## Task
Replace every "elevation-segment" with "profile-segment" in all of the items below, and reproduce the items with everything else unchanged.

(Region and label listings)
● ● ●
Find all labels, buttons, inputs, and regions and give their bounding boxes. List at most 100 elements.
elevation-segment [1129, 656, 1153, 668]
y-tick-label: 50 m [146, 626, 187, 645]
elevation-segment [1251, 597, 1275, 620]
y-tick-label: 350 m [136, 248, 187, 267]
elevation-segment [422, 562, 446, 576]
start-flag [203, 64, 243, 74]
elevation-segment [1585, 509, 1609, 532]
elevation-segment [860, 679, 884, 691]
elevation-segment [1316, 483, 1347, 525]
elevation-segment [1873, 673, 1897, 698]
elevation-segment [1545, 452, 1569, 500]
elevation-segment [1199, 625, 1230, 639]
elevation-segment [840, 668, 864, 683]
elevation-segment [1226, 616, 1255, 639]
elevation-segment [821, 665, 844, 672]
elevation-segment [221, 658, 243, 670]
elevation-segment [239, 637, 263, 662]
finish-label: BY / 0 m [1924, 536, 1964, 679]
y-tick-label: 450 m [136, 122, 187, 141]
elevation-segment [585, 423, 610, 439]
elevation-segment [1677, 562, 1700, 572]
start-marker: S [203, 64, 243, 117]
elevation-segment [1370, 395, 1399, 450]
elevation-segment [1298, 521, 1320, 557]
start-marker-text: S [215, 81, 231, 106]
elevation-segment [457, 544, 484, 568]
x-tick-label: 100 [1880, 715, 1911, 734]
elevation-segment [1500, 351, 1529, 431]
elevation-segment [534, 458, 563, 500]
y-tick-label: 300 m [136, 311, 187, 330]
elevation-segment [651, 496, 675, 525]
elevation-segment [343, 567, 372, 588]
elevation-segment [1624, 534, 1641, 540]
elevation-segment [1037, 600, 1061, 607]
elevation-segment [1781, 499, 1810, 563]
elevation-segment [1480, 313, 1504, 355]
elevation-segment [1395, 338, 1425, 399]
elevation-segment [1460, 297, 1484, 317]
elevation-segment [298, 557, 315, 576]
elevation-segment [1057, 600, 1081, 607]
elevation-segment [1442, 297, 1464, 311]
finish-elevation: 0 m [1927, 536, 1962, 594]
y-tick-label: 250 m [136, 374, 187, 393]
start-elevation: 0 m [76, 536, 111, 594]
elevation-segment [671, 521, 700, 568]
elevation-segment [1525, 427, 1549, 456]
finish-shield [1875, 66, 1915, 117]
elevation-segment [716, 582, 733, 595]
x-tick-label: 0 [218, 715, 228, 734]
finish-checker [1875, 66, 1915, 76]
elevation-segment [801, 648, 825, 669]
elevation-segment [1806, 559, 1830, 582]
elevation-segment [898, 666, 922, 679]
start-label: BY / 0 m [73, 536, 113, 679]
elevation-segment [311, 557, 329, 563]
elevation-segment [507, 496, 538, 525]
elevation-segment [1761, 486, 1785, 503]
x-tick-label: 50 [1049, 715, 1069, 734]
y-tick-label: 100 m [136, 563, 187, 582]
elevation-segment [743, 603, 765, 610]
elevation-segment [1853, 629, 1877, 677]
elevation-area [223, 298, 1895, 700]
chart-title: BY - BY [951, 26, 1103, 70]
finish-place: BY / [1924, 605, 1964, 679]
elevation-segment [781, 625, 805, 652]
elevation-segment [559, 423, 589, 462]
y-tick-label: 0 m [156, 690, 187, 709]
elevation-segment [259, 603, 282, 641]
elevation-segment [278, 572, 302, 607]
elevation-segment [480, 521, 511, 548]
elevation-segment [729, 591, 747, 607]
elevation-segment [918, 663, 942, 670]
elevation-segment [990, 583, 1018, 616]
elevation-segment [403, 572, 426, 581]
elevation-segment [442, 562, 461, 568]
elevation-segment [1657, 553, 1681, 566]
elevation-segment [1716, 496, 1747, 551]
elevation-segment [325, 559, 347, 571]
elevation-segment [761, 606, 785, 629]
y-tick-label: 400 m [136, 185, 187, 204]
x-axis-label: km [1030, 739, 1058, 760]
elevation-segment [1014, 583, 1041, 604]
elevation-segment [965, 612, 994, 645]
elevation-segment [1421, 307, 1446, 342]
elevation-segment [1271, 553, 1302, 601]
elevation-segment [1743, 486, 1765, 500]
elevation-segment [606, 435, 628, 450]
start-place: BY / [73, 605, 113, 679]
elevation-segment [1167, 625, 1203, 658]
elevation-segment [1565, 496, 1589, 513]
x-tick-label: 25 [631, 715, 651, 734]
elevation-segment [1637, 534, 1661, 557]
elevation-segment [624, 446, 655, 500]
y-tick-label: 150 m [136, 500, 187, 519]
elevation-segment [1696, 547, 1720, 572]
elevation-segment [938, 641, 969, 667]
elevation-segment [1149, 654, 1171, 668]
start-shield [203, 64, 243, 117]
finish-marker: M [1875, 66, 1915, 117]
● ● ●
## Result of the exercise
Find all labels, buttons, inputs, and regions and give their bounding boxes. List at most 100 elements.
profile-segment [1129, 656, 1153, 668]
y-tick-label: 50 m [146, 626, 187, 645]
profile-segment [1251, 597, 1275, 620]
y-tick-label: 350 m [136, 248, 187, 267]
profile-segment [422, 562, 446, 576]
start-flag [203, 64, 243, 74]
profile-segment [1585, 509, 1609, 532]
profile-segment [860, 679, 884, 691]
profile-segment [1316, 483, 1347, 525]
profile-segment [1873, 673, 1897, 698]
profile-segment [1545, 452, 1569, 500]
profile-segment [1199, 625, 1230, 639]
profile-segment [840, 668, 864, 683]
profile-segment [1226, 616, 1255, 639]
profile-segment [821, 665, 844, 672]
profile-segment [221, 658, 243, 670]
profile-segment [239, 637, 263, 662]
finish-label: BY / 0 m [1924, 536, 1964, 679]
y-tick-label: 450 m [136, 122, 187, 141]
profile-segment [585, 423, 610, 439]
profile-segment [1677, 562, 1700, 572]
start-marker: S [203, 64, 243, 117]
profile-segment [1370, 395, 1399, 450]
profile-segment [1298, 521, 1320, 557]
start-marker-text: S [215, 81, 231, 106]
profile-segment [457, 544, 484, 568]
x-tick-label: 100 [1880, 715, 1911, 734]
profile-segment [1500, 351, 1529, 431]
profile-segment [534, 458, 563, 500]
y-tick-label: 300 m [136, 311, 187, 330]
profile-segment [651, 496, 675, 525]
profile-segment [343, 567, 372, 588]
profile-segment [1624, 534, 1641, 540]
profile-segment [1037, 600, 1061, 607]
profile-segment [1781, 499, 1810, 563]
profile-segment [1480, 313, 1504, 355]
profile-segment [1395, 338, 1425, 399]
profile-segment [1460, 297, 1484, 317]
profile-segment [298, 557, 315, 576]
profile-segment [1057, 600, 1081, 607]
profile-segment [1442, 297, 1464, 311]
finish-elevation: 0 m [1927, 536, 1962, 594]
y-tick-label: 250 m [136, 374, 187, 393]
start-elevation: 0 m [76, 536, 111, 594]
profile-segment [671, 521, 700, 568]
profile-segment [1525, 427, 1549, 456]
finish-shield [1875, 66, 1915, 117]
profile-segment [716, 582, 733, 595]
x-tick-label: 0 [218, 715, 228, 734]
finish-checker [1875, 66, 1915, 76]
profile-segment [801, 648, 825, 669]
profile-segment [1806, 559, 1830, 582]
profile-segment [898, 666, 922, 679]
start-label: BY / 0 m [73, 536, 113, 679]
profile-segment [311, 557, 329, 563]
profile-segment [507, 496, 538, 525]
profile-segment [1761, 486, 1785, 503]
x-tick-label: 50 [1049, 715, 1069, 734]
y-tick-label: 100 m [136, 563, 187, 582]
profile-segment [743, 603, 765, 610]
profile-segment [1853, 629, 1877, 677]
elevation-area [223, 298, 1895, 700]
chart-title: BY - BY [951, 26, 1103, 70]
finish-place: BY / [1924, 605, 1964, 679]
profile-segment [781, 625, 805, 652]
profile-segment [559, 423, 589, 462]
y-tick-label: 0 m [156, 690, 187, 709]
profile-segment [259, 603, 282, 641]
profile-segment [278, 572, 302, 607]
profile-segment [480, 521, 511, 548]
profile-segment [729, 591, 747, 607]
profile-segment [918, 663, 942, 670]
profile-segment [990, 583, 1018, 616]
profile-segment [403, 572, 426, 581]
profile-segment [442, 562, 461, 568]
profile-segment [1657, 553, 1681, 566]
profile-segment [1716, 496, 1747, 551]
profile-segment [325, 559, 347, 571]
profile-segment [761, 606, 785, 629]
y-tick-label: 400 m [136, 185, 187, 204]
x-axis-label: km [1030, 739, 1058, 760]
profile-segment [1014, 583, 1041, 604]
profile-segment [965, 612, 994, 645]
profile-segment [1421, 307, 1446, 342]
profile-segment [1271, 553, 1302, 601]
profile-segment [1743, 486, 1765, 500]
profile-segment [606, 435, 628, 450]
start-place: BY / [73, 605, 113, 679]
profile-segment [1167, 625, 1203, 658]
profile-segment [1565, 496, 1589, 513]
x-tick-label: 25 [631, 715, 651, 734]
profile-segment [1637, 534, 1661, 557]
profile-segment [624, 446, 655, 500]
y-tick-label: 150 m [136, 500, 187, 519]
profile-segment [1696, 547, 1720, 572]
profile-segment [938, 641, 969, 667]
profile-segment [1149, 654, 1171, 668]
start-shield [203, 64, 243, 117]
finish-marker: M [1875, 66, 1915, 117]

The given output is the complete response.